ZIEL 1:
Wann und wo wurden laut dem Text über Frauen in der Fondsbranche die Ergebnisse der Studie vorgestellt?

::: VORGEGEBENER TEXT

Der Flaschenhals der boomenden Wirtschaft ist derzeit nicht die Nachfrage oder die Produktion, sondern der Arbeitsmarkt. Schon jetzt ist es schwierig für Unternehmen, genügend Fachkräfte zu finden, und die Tendenz zeigt, dass es eher schwieriger als leichter wird. Umso mehr müssen sich Unternehmen bemühen, als Arbeitgeber attraktiv zu sein.

Eine von den Fondsfrauen und der Universität Mannheim gemeinsam entwickelte Studie zeigt, dass unter Studierenden die Finanzbranche ein alarmierend schlechtes Ansehen hat. Die Studien-Ergebnisse wurden am 23. Januar 2018 auf dem Fondsfrauen-Gipfel vorgestellt.

Anteil weiblicher Fondsmanager liegt unter 10 Prozent
Insbesondere ist die Fondsbranche seit Jahren durch niedrige Anteile weiblicher Fondsmanagerinnen gekennzeichnet. So zeigt eine der früheren Studien von Prof. Dr. Alexandra Niessen-Ruenzi (Foto), die sich mit geschlechtsspezifischen Unterschieden in der Fondsindustrie befasst, dass der Anteil weiblicher Fondsmanagerinnen von aktiv gemanagten Aktienfonds in den USA bei ca. 10% liegt und über die Zeit konstant auf diesem Level bleibt. Prof. Dr. Alexandra Niessen-Ruenzi ist Professorin am Finance Department Universität Mannheim.

Zu einem ähnlichen Ergebnis kommt auch eine Statistik der Fondsfrauen GmbH, nach der im Jahr 2016 der Anteil weiblicher Fondsmanagerinnen bei in Deutschland zum Vertrieb zugelassenen Fonds bei 9,26% liegt.

„Die Arbeitgeber der Asset Management Industrie beklagen, dass sie wenige Bewerbungen von weiblichen Kandidaten erhalten und auch bisherige Rekrutierungsmaßnahmen wie z.B. Events zur Ansprache speziell weiblicher Bewerber oft nicht den erwünschten Erfolg hatten“, beobachtet Anke Dembowski, Geschäftsführerin der Fondsfrauen. Studentinnen sehen Firmen aus der Finanzbranche nicht als attraktiven künftigen Arbeitgeber.

::::::
::: ÜBUNGSMATERIAL

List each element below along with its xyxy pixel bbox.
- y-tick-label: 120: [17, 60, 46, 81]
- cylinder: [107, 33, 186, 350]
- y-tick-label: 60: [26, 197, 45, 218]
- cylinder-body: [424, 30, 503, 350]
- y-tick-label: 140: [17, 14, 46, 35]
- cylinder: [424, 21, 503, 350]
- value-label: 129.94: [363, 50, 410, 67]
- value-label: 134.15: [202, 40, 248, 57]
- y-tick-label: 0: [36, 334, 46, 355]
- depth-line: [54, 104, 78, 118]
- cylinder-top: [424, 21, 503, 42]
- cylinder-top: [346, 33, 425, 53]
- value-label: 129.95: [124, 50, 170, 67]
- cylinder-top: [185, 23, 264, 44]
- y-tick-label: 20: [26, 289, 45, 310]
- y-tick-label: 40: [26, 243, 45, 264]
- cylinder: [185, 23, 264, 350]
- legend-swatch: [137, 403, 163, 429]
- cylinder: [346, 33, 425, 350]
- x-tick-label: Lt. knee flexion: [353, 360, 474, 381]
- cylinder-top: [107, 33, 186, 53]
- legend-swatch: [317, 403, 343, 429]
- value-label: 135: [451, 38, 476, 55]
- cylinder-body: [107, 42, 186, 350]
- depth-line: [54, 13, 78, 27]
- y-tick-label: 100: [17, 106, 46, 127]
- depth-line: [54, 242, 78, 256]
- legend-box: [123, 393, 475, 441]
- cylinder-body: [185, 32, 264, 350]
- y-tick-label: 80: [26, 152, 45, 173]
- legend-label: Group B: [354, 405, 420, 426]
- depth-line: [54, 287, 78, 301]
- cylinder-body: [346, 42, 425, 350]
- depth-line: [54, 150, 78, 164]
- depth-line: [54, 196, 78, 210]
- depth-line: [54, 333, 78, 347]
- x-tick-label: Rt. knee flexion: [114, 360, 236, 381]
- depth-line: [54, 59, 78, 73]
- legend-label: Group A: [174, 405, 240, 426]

::::::
::: ÜBUNGSMATERIAL

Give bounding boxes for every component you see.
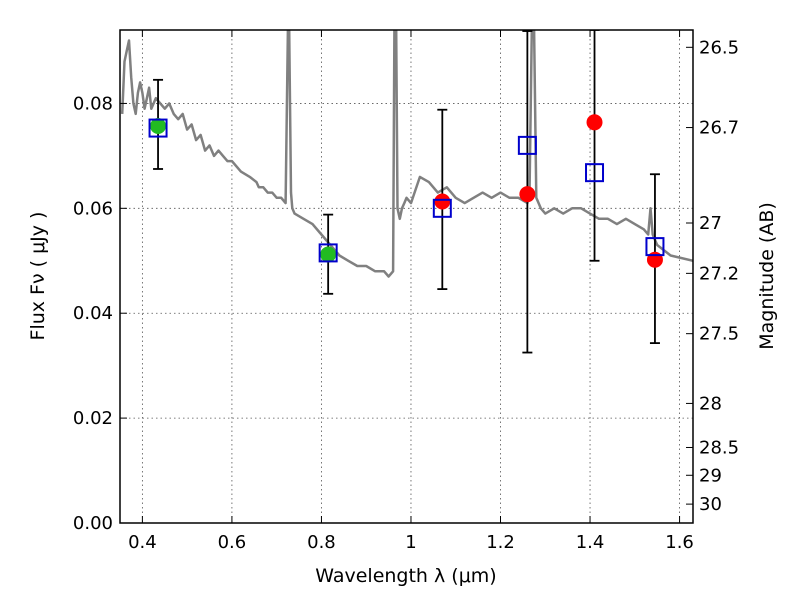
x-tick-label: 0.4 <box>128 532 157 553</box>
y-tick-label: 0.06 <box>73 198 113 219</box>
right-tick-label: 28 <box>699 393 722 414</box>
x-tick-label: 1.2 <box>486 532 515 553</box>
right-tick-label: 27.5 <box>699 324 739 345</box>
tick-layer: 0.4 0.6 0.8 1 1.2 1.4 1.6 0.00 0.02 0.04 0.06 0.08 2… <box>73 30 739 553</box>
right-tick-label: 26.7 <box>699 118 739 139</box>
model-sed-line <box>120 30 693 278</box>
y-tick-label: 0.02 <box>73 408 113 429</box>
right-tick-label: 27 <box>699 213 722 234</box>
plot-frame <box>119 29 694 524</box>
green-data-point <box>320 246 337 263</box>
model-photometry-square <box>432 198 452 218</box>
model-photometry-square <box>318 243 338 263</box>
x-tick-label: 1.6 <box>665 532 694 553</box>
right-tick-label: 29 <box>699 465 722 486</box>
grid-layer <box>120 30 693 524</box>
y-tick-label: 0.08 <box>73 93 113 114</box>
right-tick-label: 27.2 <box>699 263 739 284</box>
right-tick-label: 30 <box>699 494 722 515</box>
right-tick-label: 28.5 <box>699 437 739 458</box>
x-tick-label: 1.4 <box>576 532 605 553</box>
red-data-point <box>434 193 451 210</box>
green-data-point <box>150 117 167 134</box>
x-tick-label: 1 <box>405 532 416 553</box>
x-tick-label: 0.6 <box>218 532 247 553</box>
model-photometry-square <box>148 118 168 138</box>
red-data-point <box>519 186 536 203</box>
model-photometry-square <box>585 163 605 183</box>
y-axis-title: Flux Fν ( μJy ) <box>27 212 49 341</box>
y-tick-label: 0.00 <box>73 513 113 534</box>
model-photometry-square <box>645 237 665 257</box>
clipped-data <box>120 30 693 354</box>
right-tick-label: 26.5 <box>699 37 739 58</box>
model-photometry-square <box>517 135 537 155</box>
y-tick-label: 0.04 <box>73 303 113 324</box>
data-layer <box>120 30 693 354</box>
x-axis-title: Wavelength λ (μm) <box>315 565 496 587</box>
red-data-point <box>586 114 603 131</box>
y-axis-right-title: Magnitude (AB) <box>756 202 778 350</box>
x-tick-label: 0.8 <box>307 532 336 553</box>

::::::

ZIEL 2:
Schreib aus der ersten Auflistung die Zeilen Wort für Wort ab. Fang mit der Zeile an, in der „List each element“ steht, und hör mit der Zeile auf, in der „- cylinder: [346, 33, 425, 350]“ steht, beide eingeschlossen.

FERTIGE ANTWORT 1:
Am 23. Januar 2018 auf dem Fondsfrauen-Gipfel.

FERTIGE ANTWORT 2:
List each element below along with its xyxy pixel bbox.
- y-tick-label: 120: [17, 60, 46, 81]
- cylinder: [107, 33, 186, 350]
- y-tick-label: 60: [26, 197, 45, 218]
- cylinder-body: [424, 30, 503, 350]
- y-tick-label: 140: [17, 14, 46, 35]
- cylinder: [424, 21, 503, 350]
- value-label: 129.94: [363, 50, 410, 67]
- value-label: 134.15: [202, 40, 248, 57]
- y-tick-label: 0: [36, 334, 46, 355]
- depth-line: [54, 104, 78, 118]
- cylinder-top: [424, 21, 503, 42]
- cylinder-top: [346, 33, 425, 53]
- value-label: 129.95: [124, 50, 170, 67]
- cylinder-top: [185, 23, 264, 44]
- y-tick-label: 20: [26, 289, 45, 310]
- y-tick-label: 40: [26, 243, 45, 264]
- cylinder: [185, 23, 264, 350]
- legend-swatch: [137, 403, 163, 429]
- cylinder: [346, 33, 425, 350]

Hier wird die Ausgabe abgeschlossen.